Job
Read through the data and report every line in which the word "above" occurs.

- - - - -

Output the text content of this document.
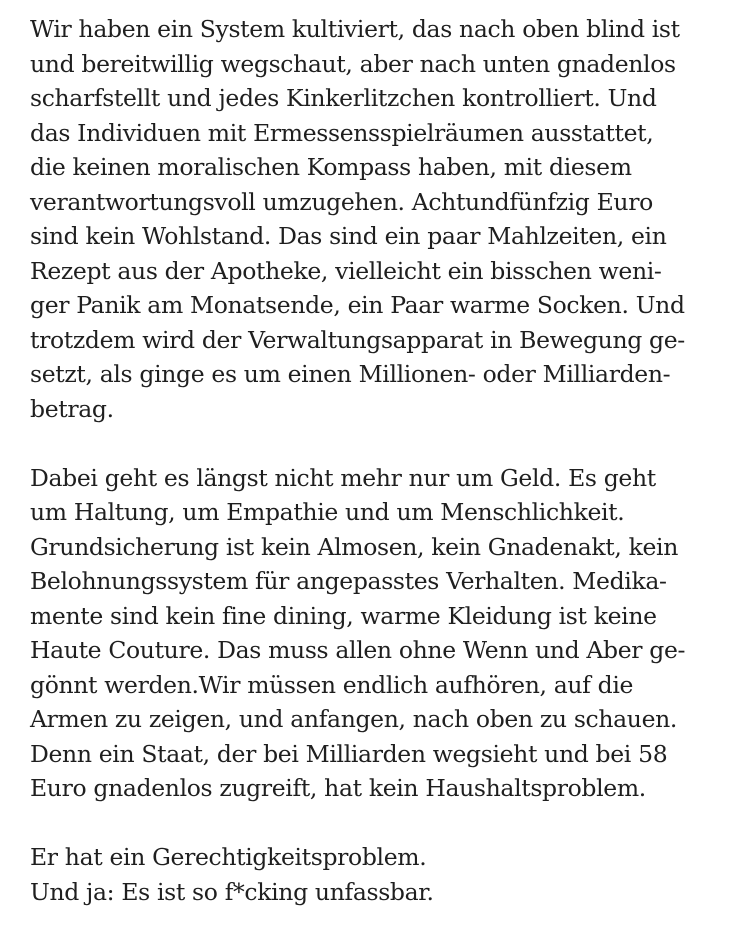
Wir haben ein System kultiviert, das nach oben blind ist
und bereitwillig wegschaut, aber nach unten gnadenlos
scharfstellt und jedes Kinkerlitzchen kontrolliert. Und
das Individuen mit Ermessensspielräumen ausstattet,
die keinen moralischen Kompass haben, mit diesem
verantwortungsvoll umzugehen. Achtundfünfzig Euro
sind kein Wohlstand. Das sind ein paar Mahlzeiten, ein
Rezept aus der Apotheke, vielleicht ein bisschen weni-
ger Panik am Monatsende, ein Paar warme Socken. Und
trotzdem wird der Verwaltungsapparat in Bewegung ge-
setzt, als ginge es um einen Millionen- oder Milliarden-
betrag.

Dabei geht es längst nicht mehr nur um Geld. Es geht
um Haltung, um Empathie und um Menschlichkeit.
Grundsicherung ist kein Almosen, kein Gnadenakt, kein
Belohnungssystem für angepasstes Verhalten. Medika-
mente sind kein fine dining, warme Kleidung ist keine
Haute Couture. Das muss allen ohne Wenn und Aber ge-
gönnt werden.Wir müssen endlich aufhören, auf die
Armen zu zeigen, und anfangen, nach oben zu schauen.
Denn ein Staat, der bei Milliarden wegsieht und bei 58
Euro gnadenlos zugreift, hat kein Haushaltsproblem.

Er hat ein Gerechtigkeitsproblem.
Und ja: Es ist so f*cking unfassbar.
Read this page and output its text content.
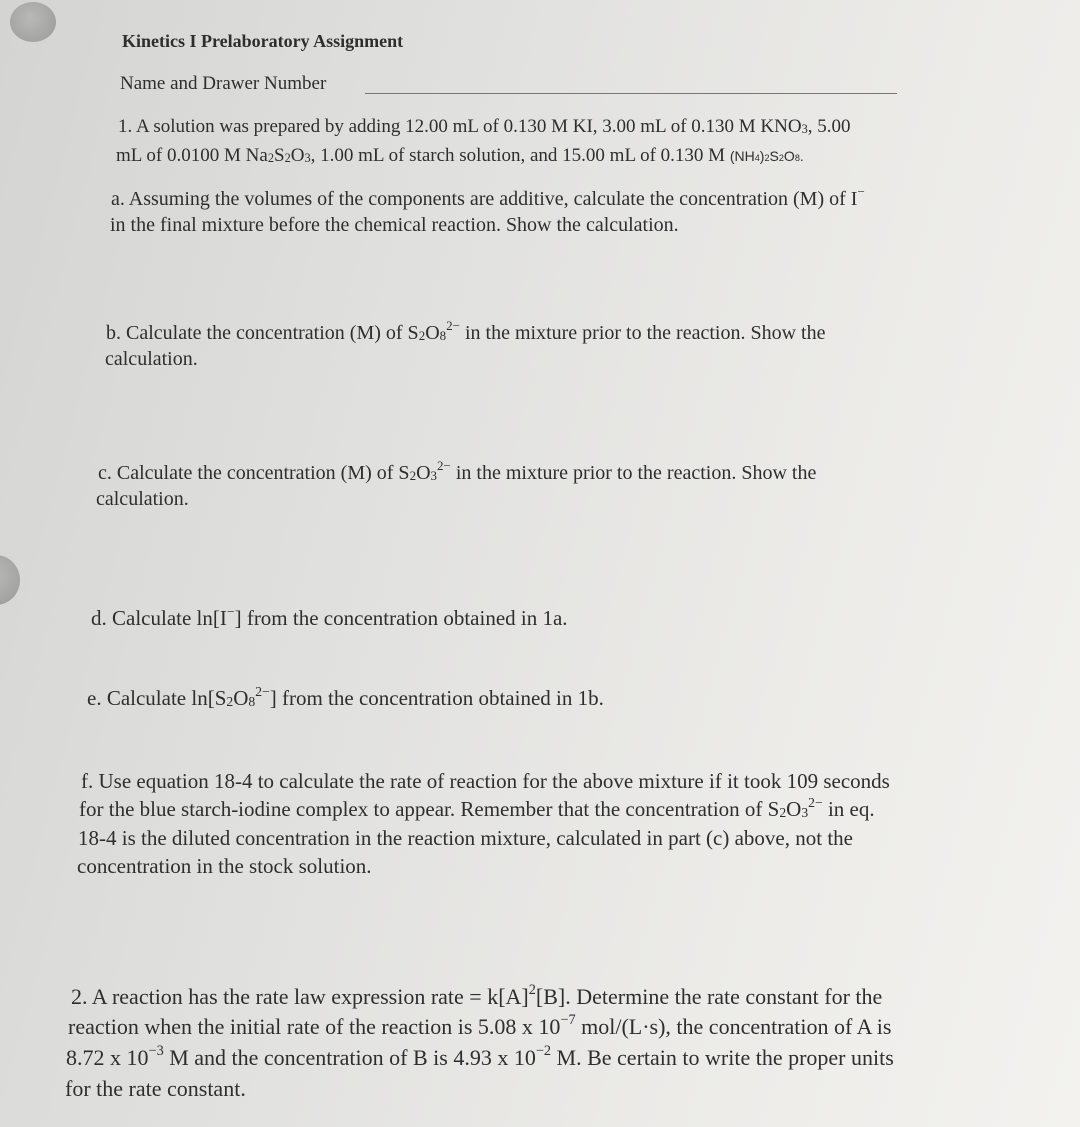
Kinetics I Prelaboratory Assignment
Name and Drawer Number
1. A solution was prepared by adding 12.00 mL of 0.130 M KI, 3.00 mL of 0.130 M $KNO_3$, 5.00
mL of 0.0100 M $Na_2S_2O_3$, 1.00 mL of starch solution, and 15.00 mL of 0.130 M $(NH_4)_2S_2O_8$.
a. Assuming the volumes of the components are additive, calculate the concentration (M) of I−
in the final mixture before the chemical reaction. Show the calculation.
b. Calculate the concentration (M) of $S_2O_8^{2-}$ in the mixture prior to the reaction. Show the
calculation.
c. Calculate the concentration (M) of $S_2O_3^{2-}$ in the mixture prior to the reaction. Show the
calculation.
d. Calculate ln[I−] from the concentration obtained in 1a.
e. Calculate $\ln[S_2O_8^{2-}]$ from the concentration obtained in 1b.
f. Use equation 18-4 to calculate the rate of reaction for the above mixture if it took 109 seconds
for the blue starch-iodine complex to appear. Remember that the concentration of $S_2O_3^{2-}$ in eq.
18-4 is the diluted concentration in the reaction mixture, calculated in part (c) above, not the
concentration in the stock solution.
2. A reaction has the rate law expression rate = $k[A]^2[B]$. Determine the rate constant for the
reaction when the initial rate of the reaction is 5.08 x $10^{-7}$ mol/(L·s), the concentration of A is
8.72 x $10^{-3}$ M and the concentration of B is 4.93 x $10^{-2}$ M. Be certain to write the proper units
for the rate constant.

- - - - -

Answer for the task
f. Use equation 18-4 to calculate the rate of reaction for the above mixture if it took 109 seconds
18-4 is the diluted concentration in the reaction mixture, calculated in part (c) above, not the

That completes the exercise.